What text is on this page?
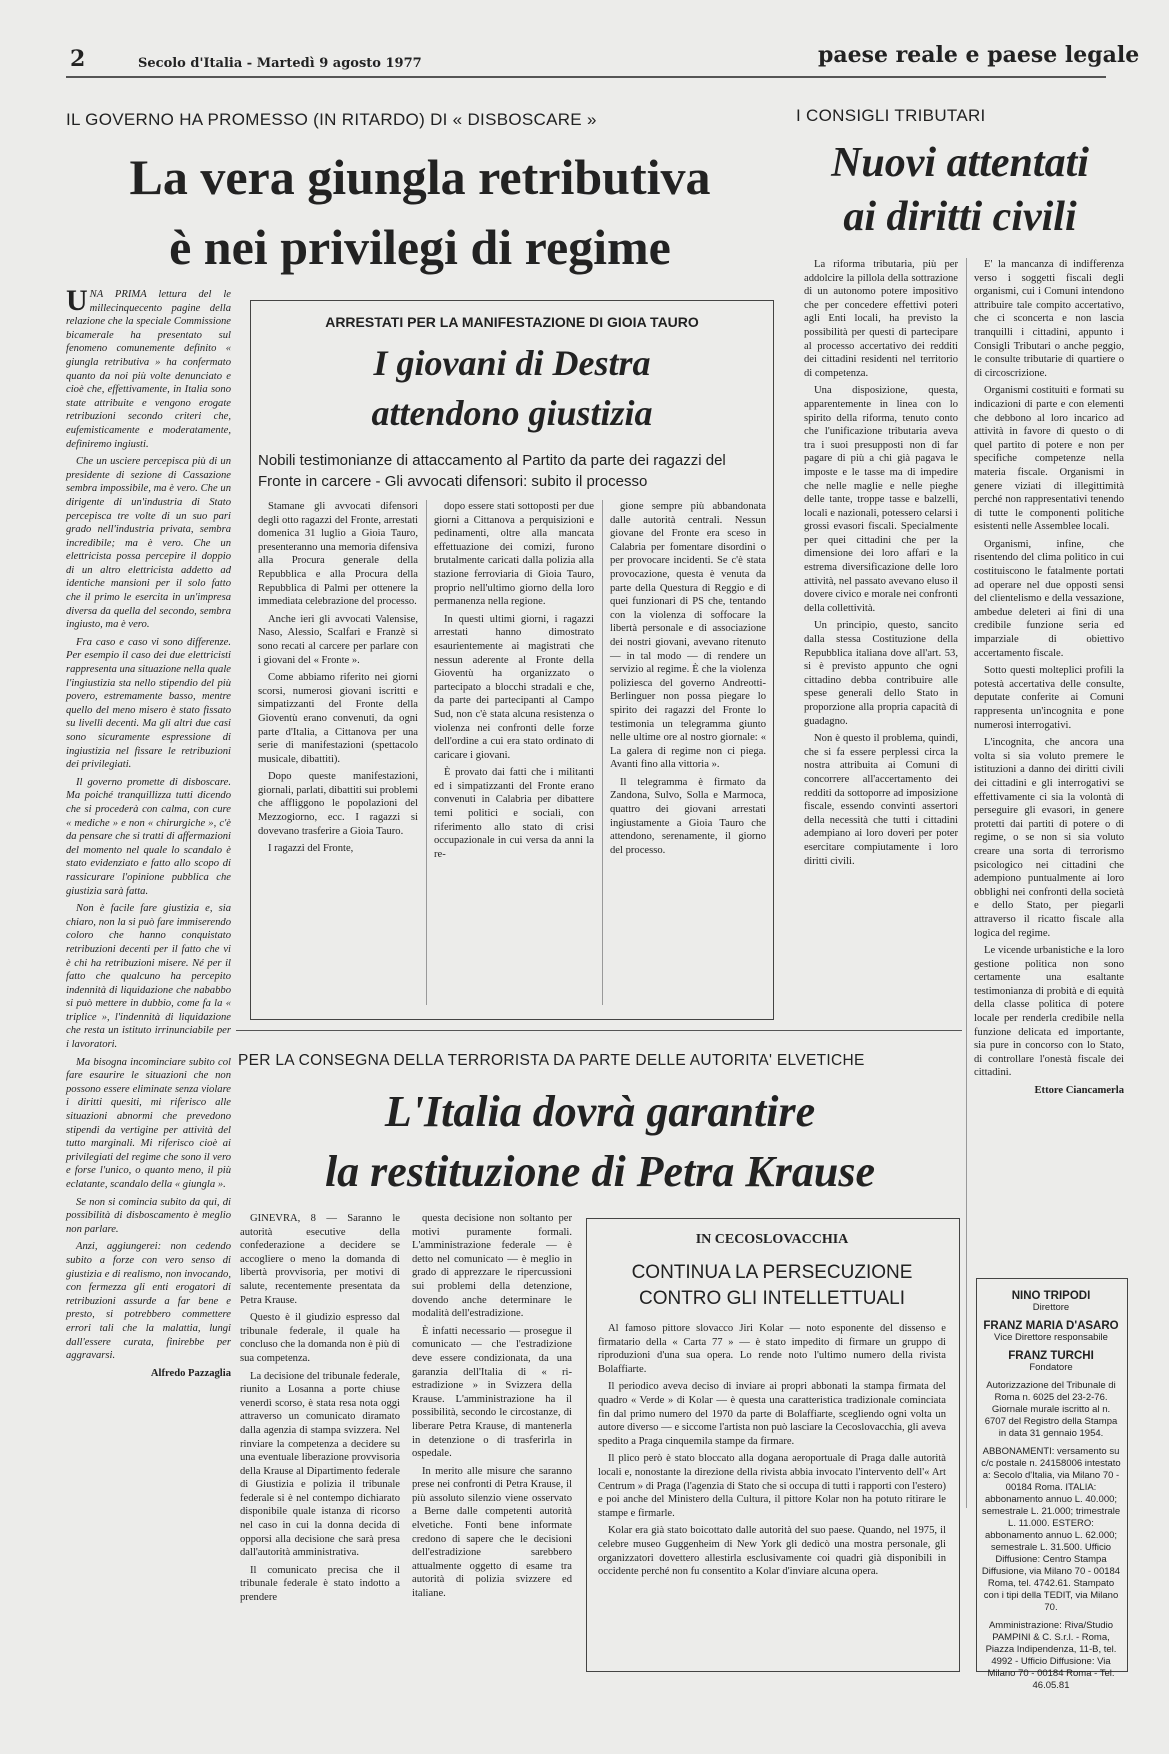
2	Secolo d'Italia - Martedì 9 agosto 1977	paese reale e paese legale
IL GOVERNO HA PROMESSO (IN RITARDO) DI « DISBOSCARE »
La vera giungla retributiva
è nei privilegi di regime

UNA PRIMA lettura del le millecinquecento pagine della relazione che la speciale Commissione bicamerale ha presentato sul fenomeno comunemente definito « giungla retributiva » ha confermato quanto da noi più volte denunciato e cioè che, effettivamente, in Italia sono state attribuite e vengono erogate retribuzioni secondo criteri che, eufemisticamente e moderatamente, definiremo ingiusti.

Che un usciere percepisca più di un presidente di sezione di Cassazione sembra impossibile, ma è vero. Che un dirigente di un'industria di Stato percepisca tre volte di un suo pari grado nell'industria privata, sembra incredibile; ma è vero. Che un elettricista possa percepire il doppio di un altro elettricista addetto ad identiche mansioni per il solo fatto che il primo le esercita in un'impresa diversa da quella del secondo, sembra ingiusto, ma è vero.

Fra caso e caso vi sono differenze. Per esempio il caso dei due elettricisti rappresenta una situazione nella quale l'ingiustizia sta nello stipendio del più povero, estremamente basso, mentre quello del meno misero è stato fissato su livelli decenti. Ma gli altri due casi sono sicuramente espressione di ingiustizia nel fissare le retribuzioni dei privilegiati.

Il governo promette di disboscare. Ma poiché tranquillizza tutti dicendo che si procederà con calma, con cure « mediche » e non « chirurgiche », c'è da pensare che si tratti di affermazioni del momento nel quale lo scandalo è stato evidenziato e fatto allo scopo di rassicurare l'opinione pubblica che giustizia sarà fatta.

Non è facile fare giustizia e, sia chiaro, non la si può fare immiserendo coloro che hanno conquistato retribuzioni decenti per il fatto che vi è chi ha retribuzioni misere. Né per il fatto che qualcuno ha percepito indennità di liquidazione che nababbo si può mettere in dubbio, come fa la « triplice », l'indennità di liquidazione che resta un istituto irrinunciabile per i lavoratori.

Ma bisogna incominciare subito col fare esaurire le situazioni che non possono essere eliminate senza violare i diritti quesiti, mi riferisco alle situazioni abnormi che prevedono stipendi da vertigine per attività del tutto marginali. Mi riferisco cioè ai privilegiati del regime che sono il vero e forse l'unico, o quanto meno, il più eclatante, scandalo della « giungla ».

Se non si comincia subito da qui, di possibilità di disboscamento è meglio non parlare.

Anzi, aggiungerei: non cedendo subito a forze con vero senso di giustizia e di realismo, non invocando, con fermezza gli enti erogatori di retribuzioni assurde a far bene e presto, si potrebbero commettere errori tali che la malattia, lungi dall'essere curata, finirebbe per aggravarsi.

Alfredo Pazzaglia

ARRESTATI PER LA MANIFESTAZIONE DI GIOIA TAURO
I giovani di Destra
attendono giustizia
Nobili testimonianze di attaccamento al Partito da parte dei ragazzi del Fronte in carcere - Gli avvocati difensori: subito il processo

Stamane gli avvocati difensori degli otto ragazzi del Fronte, arrestati domenica 31 luglio a Gioia Tauro, presenteranno una memoria difensiva alla Procura generale della Repubblica e alla Procura della Repubblica di Palmi per ottenere la immediata celebrazione del processo.

Anche ieri gli avvocati Valensise, Naso, Alessio, Scalfari e Franzè si sono recati al carcere per parlare con i giovani del « Fronte ».

Come abbiamo riferito nei giorni scorsi, numerosi giovani iscritti e simpatizzanti del Fronte della Gioventù erano convenuti, da ogni parte d'Italia, a Cittanova per una serie di manifestazioni (spettacolo musicale, dibattiti).

Dopo queste manifestazioni, giornali, parlati, dibattiti sui problemi che affliggono le popolazioni del Mezzogiorno, ecc. I ragazzi si dovevano trasferire a Gioia Tauro.

I ragazzi del Fronte,

dopo essere stati sottoposti per due giorni a Cittanova a perquisizioni e pedinamenti, oltre alla mancata effettuazione dei comizi, furono brutalmente caricati dalla polizia alla stazione ferroviaria di Gioia Tauro, proprio nell'ultimo giorno della loro permanenza nella regione.

In questi ultimi giorni, i ragazzi arrestati hanno dimostrato esaurientemente ai magistrati che nessun aderente al Fronte della Gioventù ha organizzato o partecipato a blocchi stradali e che, da parte dei partecipanti al Campo Sud, non c'è stata alcuna resistenza o violenza nei confronti delle forze dell'ordine a cui era stato ordinato di caricare i giovani.

È provato dai fatti che i militanti ed i simpatizzanti del Fronte erano convenuti in Calabria per dibattere temi politici e sociali, con riferimento allo stato di crisi occupazionale in cui versa da anni la re-

gione sempre più abbandonata dalle autorità centrali. Nessun giovane del Fronte era sceso in Calabria per fomentare disordini o per provocare incidenti. Se c'è stata provocazione, questa è venuta da parte della Questura di Reggio e di quei funzionari di PS che, tentando con la violenza di soffocare la libertà personale e di associazione dei nostri giovani, avevano ritenuto — in tal modo — di rendere un servizio al regime. È che la violenza poliziesca del governo Andreotti-Berlinguer non possa piegare lo spirito dei ragazzi del Fronte lo testimonia un telegramma giunto nelle ultime ore al nostro giornale: « La galera di regime non ci piega. Avanti fino alla vittoria ».

Il telegramma è firmato da Zandona, Sulvo, Solla e Marmoca, quattro dei giovani arrestati ingiustamente a Gioia Tauro che attendono, serenamente, il giorno del processo.

I CONSIGLI TRIBUTARI
Nuovi attentati
ai diritti civili

La riforma tributaria, più per addolcire la pillola della sottrazione di un autonomo potere impositivo che per concedere effettivi poteri agli Enti locali, ha previsto la possibilità per questi di partecipare al processo accertativo dei redditi dei cittadini residenti nel territorio di competenza.

Una disposizione, questa, apparentemente in linea con lo spirito della riforma, tenuto conto che l'unificazione tributaria aveva tra i suoi presupposti non di far pagare di più a chi già pagava le imposte e le tasse ma di impedire che nelle maglie e nelle pieghe delle tante, troppe tasse e balzelli, locali e nazionali, potessero celarsi i grossi evasori fiscali. Specialmente per quei cittadini che per la dimensione dei loro affari e la estrema diversificazione delle loro attività, nel passato avevano eluso il dovere civico e morale nei confronti della collettività.

Un principio, questo, sancito dalla stessa Costituzione della Repubblica italiana dove all'art. 53, si è previsto appunto che ogni cittadino debba contribuire alle spese generali dello Stato in proporzione alla propria capacità di guadagno.

Non è questo il problema, quindi, che si fa essere perplessi circa la nostra attribuita ai Comuni di concorrere all'accertamento dei redditi da sottoporre ad imposizione fiscale, essendo convinti assertori della necessità che tutti i cittadini adempiano ai loro doveri per poter esercitare compiutamente i loro diritti civili.

E' la mancanza di indifferenza verso i soggetti fiscali degli organismi, cui i Comuni intendono attribuire tale compito accertativo, che ci sconcerta e non lascia tranquilli i cittadini, appunto i Consigli Tributari o anche peggio, le consulte tributarie di quartiere o di circoscrizione.

Organismi costituiti e formati su indicazioni di parte e con elementi che debbono al loro incarico ad attività in favore di questo o di quel partito di potere e non per specifiche competenze nella materia fiscale. Organismi in genere viziati di illegittimità perché non rappresentativi tenendo di tutte le componenti politiche esistenti nelle Assemblee locali.

Organismi, infine, che risentendo del clima politico in cui costituiscono le fatalmente portati ad operare nel due opposti sensi del clientelismo e della vessazione, ambedue deleteri ai fini di una credibile funzione seria ed imparziale di obiettivo accertamento fiscale.

Sotto questi molteplici profili la potestà accertativa delle consulte, deputate conferite ai Comuni rappresenta un'incognita e pone numerosi interrogativi.

L'incognita, che ancora una volta si sia voluto premere le istituzioni a danno dei diritti civili dei cittadini e gli interrogativi se effettivamente ci sia la volontà di perseguire gli evasori, in genere protetti dai partiti di potere o di regime, o se non si sia voluto creare una sorta di terrorismo psicologico nei cittadini che adempiono puntualmente ai loro obblighi nei confronti della società e dello Stato, per piegarli attraverso il ricatto fiscale alla logica del regime.

Le vicende urbanistiche e la loro gestione politica non sono certamente una esaltante testimonianza di probità e di equità della classe politica di potere locale per renderla credibile nella funzione delicata ed importante, sia pure in concorso con lo Stato, di controllare l'onestà fiscale dei cittadini.

Ettore Ciancamerla

PER LA CONSEGNA DELLA TERRORISTA DA PARTE DELLE AUTORITA' ELVETICHE
L'Italia dovrà garantire
la restituzione di Petra Krause

GINEVRA, 8 — Saranno le autorità esecutive della confederazione a decidere se accogliere o meno la domanda di libertà provvisoria, per motivi di salute, recentemente presentata da Petra Krause.

Questo è il giudizio espresso dal tribunale federale, il quale ha concluso che la domanda non è più di sua competenza.

La decisione del tribunale federale, riunito a Losanna a porte chiuse venerdì scorso, è stata resa nota oggi attraverso un comunicato diramato dalla agenzia di stampa svizzera. Nel rinviare la competenza a decidere su una eventuale liberazione provvisoria della Krause al Dipartimento federale di Giustizia e polizia il tribunale federale si è nel contempo dichiarato disponibile quale istanza di ricorso nel caso in cui la donna decida di opporsi alla decisione che sarà presa dall'autorità amministrativa.

Il comunicato precisa che il tribunale federale è stato indotto a prendere

questa decisione non soltanto per motivi puramente formali. L'amministrazione federale — è detto nel comunicato — è meglio in grado di apprezzare le ripercussioni sui problemi della detenzione, dovendo anche determinare le modalità dell'estradizione.

È infatti necessario — prosegue il comunicato — che l'estradizione deve essere condizionata, da una garanzia dell'Italia di « ri-estradizione » in Svizzera della Krause. L'amministrazione ha il possibilità, secondo le circostanze, di liberare Petra Krause, di mantenerla in detenzione o di trasferirla in ospedale.

In merito alle misure che saranno prese nei confronti di Petra Krause, il più assoluto silenzio viene osservato a Berne dalle competenti autorità elvetiche. Fonti bene informate credono di sapere che le decisioni dell'estradizione sarebbero attualmente oggetto di esame tra autorità di polizia svizzere ed italiane.

IN CECOSLOVACCHIA
CONTINUA LA PERSECUZIONE
CONTRO GLI INTELLETTUALI

Al famoso pittore slovacco Jiri Kolar — noto esponente del dissenso e firmatario della « Carta 77 » — è stato impedito di firmare un gruppo di riproduzioni d'una sua opera. Lo rende noto l'ultimo numero della rivista Bolaffiarte.

Il periodico aveva deciso di inviare ai propri abbonati la stampa firmata del quadro « Verde » di Kolar — è questa una caratteristica tradizionale cominciata fin dal primo numero del 1970 da parte di Bolaffiarte, scegliendo ogni volta un autore diverso — e siccome l'artista non può lasciare la Cecoslovacchia, gli aveva spedito a Praga cinquemila stampe da firmare.

Il plico però è stato bloccato alla dogana aeroportuale di Praga dalle autorità locali e, nonostante la direzione della rivista abbia invocato l'intervento dell'« Art Centrum » di Praga (l'agenzia di Stato che si occupa di tutti i rapporti con l'estero) e poi anche del Ministero della Cultura, il pittore Kolar non ha potuto ritirare le stampe e firmarle.

Kolar era già stato boicottato dalle autorità del suo paese. Quando, nel 1975, il celebre museo Guggenheim di New York gli dedicò una mostra personale, gli organizzatori dovettero allestirla esclusivamente coi quadri già disponibili in occidente perché non fu consentito a Kolar d'inviare alcuna opera.

NINO TRIPODI
Direttore
FRANZ MARIA D'ASARO
Vice Direttore responsabile
FRANZ TURCHI
Fondatore

Autorizzazione del Tribunale di Roma n. 6025 del 23-2-76. Giornale murale iscritto al n. 6707 del Registro della Stampa in data 31 gennaio 1954.

ABBONAMENTI: versamento su c/c postale n. 24158006 intestato a: Secolo d'Italia, via Milano 70 - 00184 Roma. ITALIA: abbonamento annuo L. 40.000; semestrale L. 21.000; trimestrale L. 11.000. ESTERO: abbonamento annuo L. 62.000; semestrale L. 31.500. Ufficio Diffusione: Centro Stampa Diffusione, via Milano 70 - 00184 Roma, tel. 4742.61. Stampato con i tipi della TEDIT, via Milano 70.

Amministrazione: Riva/Studio PAMPINI & C. S.r.l. - Roma, Piazza Indipendenza, 11-B, tel. 4992 - Ufficio Diffusione: Via Milano 70 - 00184 Roma - Tel. 46.05.81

-- JOB --
Read the entries and show each line that mentions "manifestazioni".

-- SOLUTION FOR THIS PROBLEM --
Come abbiamo riferito nei giorni scorsi, numerosi giovani iscritti e simpatizzanti del Fronte della Gioventù erano convenuti, da ogni parte d'Italia, a Cittanova per una serie di manifestazioni (spettacolo musicale, dibattiti).
Dopo queste manifestazioni, giornali, parlati, dibattiti sui problemi che affliggono le popolazioni del Mezzogiorno, ecc. I ragazzi si dovevano trasferire a Gioia Tauro.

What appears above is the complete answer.